To be done: Only the pictures are left out: repeat the rest of the entries exactly.

Data shown:

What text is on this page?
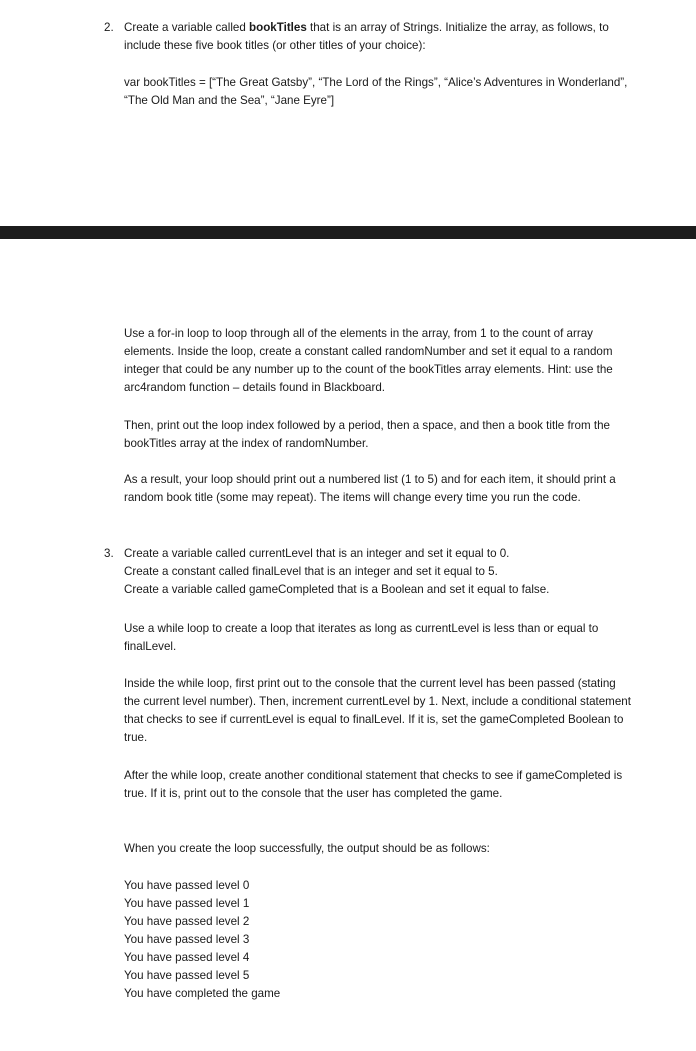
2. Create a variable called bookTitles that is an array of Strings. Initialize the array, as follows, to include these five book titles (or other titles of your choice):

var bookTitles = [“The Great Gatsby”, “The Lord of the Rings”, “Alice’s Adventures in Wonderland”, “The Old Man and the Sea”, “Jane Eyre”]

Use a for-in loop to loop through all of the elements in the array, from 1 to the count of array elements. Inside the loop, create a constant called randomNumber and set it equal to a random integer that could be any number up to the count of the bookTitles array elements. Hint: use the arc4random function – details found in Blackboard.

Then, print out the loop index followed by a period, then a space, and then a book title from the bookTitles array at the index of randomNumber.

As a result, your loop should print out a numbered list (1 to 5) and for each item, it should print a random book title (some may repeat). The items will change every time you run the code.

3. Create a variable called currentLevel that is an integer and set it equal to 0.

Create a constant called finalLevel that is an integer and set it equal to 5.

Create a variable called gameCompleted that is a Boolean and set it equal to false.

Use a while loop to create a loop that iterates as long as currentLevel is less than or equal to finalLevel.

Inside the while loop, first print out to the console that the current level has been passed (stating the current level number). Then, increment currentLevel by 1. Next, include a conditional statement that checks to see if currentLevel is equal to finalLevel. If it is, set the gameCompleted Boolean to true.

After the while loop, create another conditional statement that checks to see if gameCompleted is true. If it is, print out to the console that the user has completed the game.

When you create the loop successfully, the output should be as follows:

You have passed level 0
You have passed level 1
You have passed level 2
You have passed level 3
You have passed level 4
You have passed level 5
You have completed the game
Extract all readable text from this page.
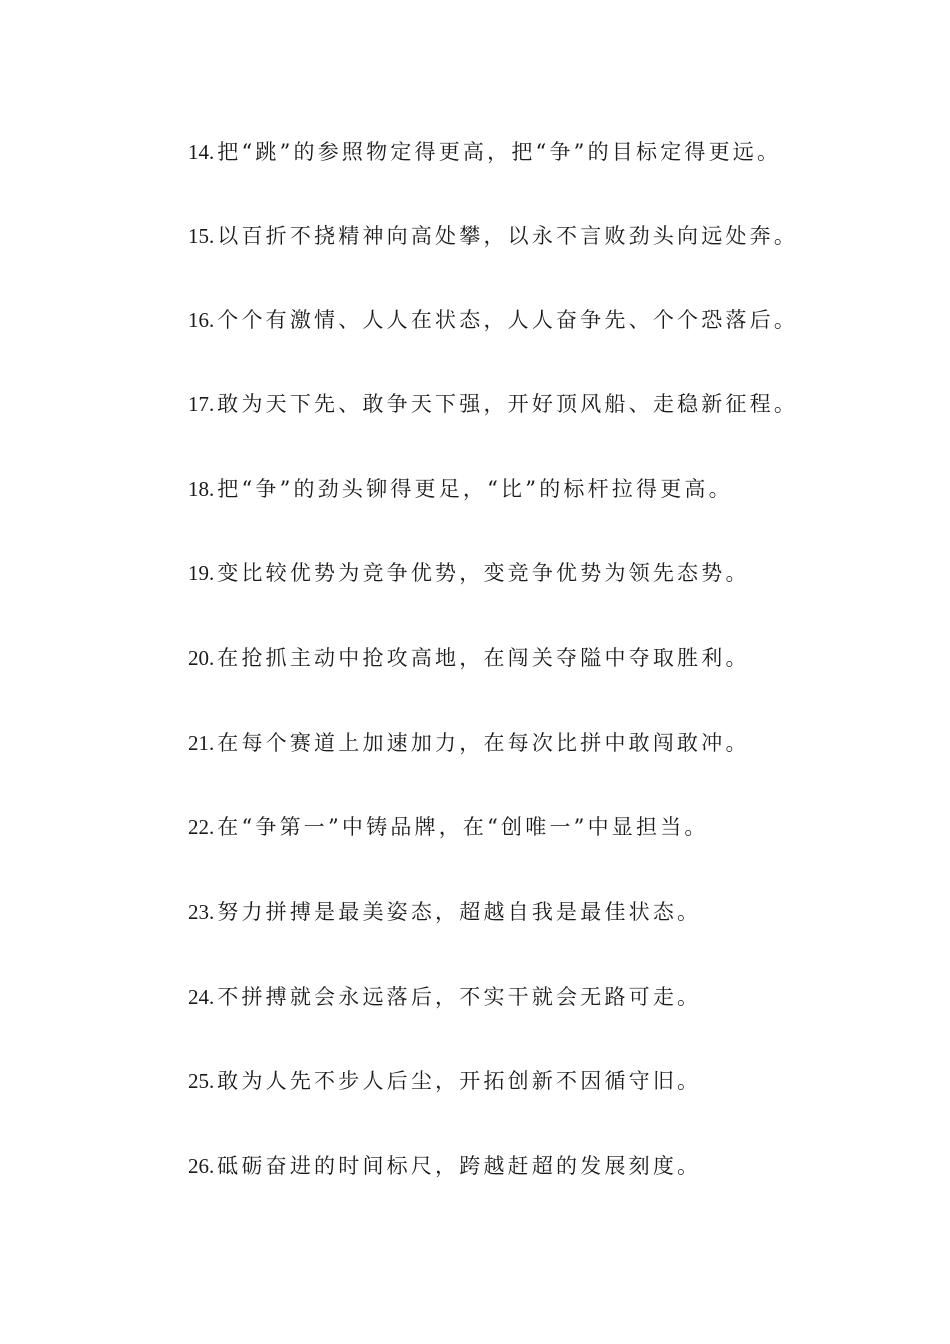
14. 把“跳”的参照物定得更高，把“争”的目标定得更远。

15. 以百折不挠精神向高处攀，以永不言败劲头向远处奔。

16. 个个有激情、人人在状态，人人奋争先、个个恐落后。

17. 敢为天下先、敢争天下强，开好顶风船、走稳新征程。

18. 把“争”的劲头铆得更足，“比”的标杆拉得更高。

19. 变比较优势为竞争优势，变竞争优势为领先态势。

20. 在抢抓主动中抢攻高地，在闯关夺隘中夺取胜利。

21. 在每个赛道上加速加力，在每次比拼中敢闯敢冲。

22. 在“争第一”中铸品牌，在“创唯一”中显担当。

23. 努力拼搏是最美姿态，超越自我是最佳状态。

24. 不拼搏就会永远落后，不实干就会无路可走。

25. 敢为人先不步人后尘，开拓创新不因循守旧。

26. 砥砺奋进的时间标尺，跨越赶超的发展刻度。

Result of this exercise:
What text is on this page?
2. Create a variable called bookTitles that is an array of Strings. Initialize the array, as follows, to include these five book titles (or other titles of your choice):

var bookTitles = [“The Great Gatsby”, “The Lord of the Rings”, “Alice’s Adventures in Wonderland”, “The Old Man and the Sea”, “Jane Eyre”]

Use a for-in loop to loop through all of the elements in the array, from 1 to the count of array elements. Inside the loop, create a constant called randomNumber and set it equal to a random integer that could be any number up to the count of the bookTitles array elements. Hint: use the arc4random function – details found in Blackboard.

Then, print out the loop index followed by a period, then a space, and then a book title from the bookTitles array at the index of randomNumber.

As a result, your loop should print out a numbered list (1 to 5) and for each item, it should print a random book title (some may repeat). The items will change every time you run the code.

3. Create a variable called currentLevel that is an integer and set it equal to 0.

Create a constant called finalLevel that is an integer and set it equal to 5.

Create a variable called gameCompleted that is a Boolean and set it equal to false.

Use a while loop to create a loop that iterates as long as currentLevel is less than or equal to finalLevel.

Inside the while loop, first print out to the console that the current level has been passed (stating the current level number). Then, increment currentLevel by 1. Next, include a conditional statement that checks to see if currentLevel is equal to finalLevel. If it is, set the gameCompleted Boolean to true.

After the while loop, create another conditional statement that checks to see if gameCompleted is true. If it is, print out to the console that the user has completed the game.

When you create the loop successfully, the output should be as follows:

You have passed level 0
You have passed level 1
You have passed level 2
You have passed level 3
You have passed level 4
You have passed level 5
You have completed the game
Extract all readable text from this page.
14. 把“跳”的参照物定得更高，把“争”的目标定得更远。

15. 以百折不挠精神向高处攀，以永不言败劲头向远处奔。

16. 个个有激情、人人在状态，人人奋争先、个个恐落后。

17. 敢为天下先、敢争天下强，开好顶风船、走稳新征程。

18. 把“争”的劲头铆得更足，“比”的标杆拉得更高。

19. 变比较优势为竞争优势，变竞争优势为领先态势。

20. 在抢抓主动中抢攻高地，在闯关夺隘中夺取胜利。

21. 在每个赛道上加速加力，在每次比拼中敢闯敢冲。

22. 在“争第一”中铸品牌，在“创唯一”中显担当。

23. 努力拼搏是最美姿态，超越自我是最佳状态。

24. 不拼搏就会永远落后，不实干就会无路可走。

25. 敢为人先不步人后尘，开拓创新不因循守旧。

26. 砥砺奋进的时间标尺，跨越赶超的发展刻度。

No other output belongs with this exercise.